# WORK TO BE COMPLETED:
Report how many lines of the listing below include the word "military". Give nothing but the number.

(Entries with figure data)
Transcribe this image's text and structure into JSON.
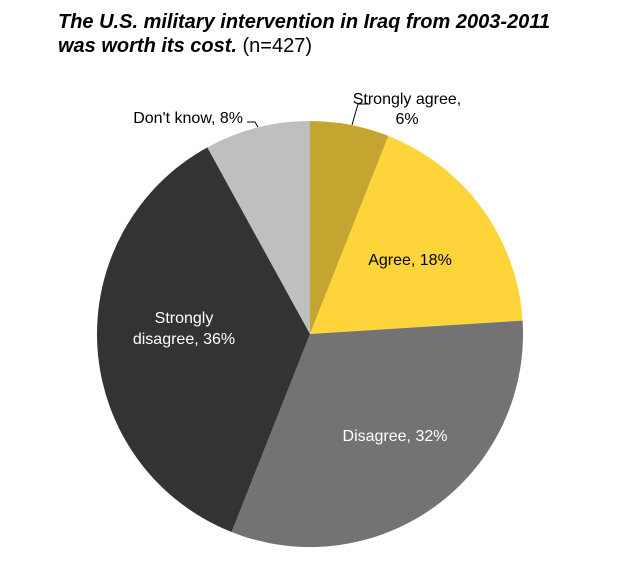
{
  "chart_data": {
    "type": "pie",
    "title": "The U.S. military intervention in Iraq from 2003-2011 was worth its cost.",
    "title_line1": "The U.S. military intervention in Iraq from 2003-2011",
    "title_line2": "was worth its cost.",
    "sample_note": "(n=427)",
    "start_angle": "12 o'clock",
    "direction": "clockwise",
    "slices": [
      {
        "label": "Strongly agree",
        "value": 6,
        "color": "#C4A52F",
        "text_color": "#000000",
        "label_line1": "Strongly agree,",
        "label_line2": "6%",
        "placement": "outside"
      },
      {
        "label": "Agree",
        "value": 18,
        "color": "#FDD53B",
        "text_color": "#000000",
        "label_line1": "Agree, 18%",
        "label_line2": "",
        "placement": "inside"
      },
      {
        "label": "Disagree",
        "value": 32,
        "color": "#737373",
        "text_color": "#FFFFFF",
        "label_line1": "Disagree, 32%",
        "label_line2": "",
        "placement": "inside"
      },
      {
        "label": "Strongly disagree",
        "value": 36,
        "color": "#333333",
        "text_color": "#FFFFFF",
        "label_line1": "Strongly",
        "label_line2": "disagree, 36%",
        "placement": "inside"
      },
      {
        "label": "Don't know",
        "value": 8,
        "color": "#BFBFBF",
        "text_color": "#000000",
        "label_line1": "Don't know, 8%",
        "label_line2": "",
        "placement": "outside"
      }
    ]
  }
}
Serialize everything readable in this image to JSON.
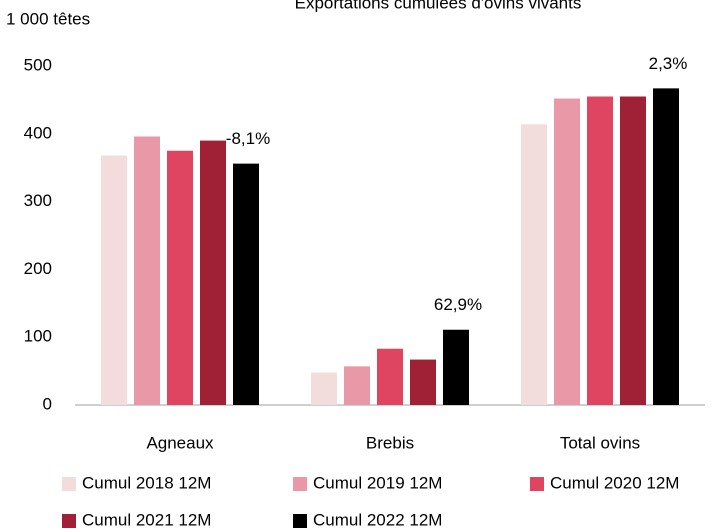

# RESPONSE FOR THIS EXERCISE:
2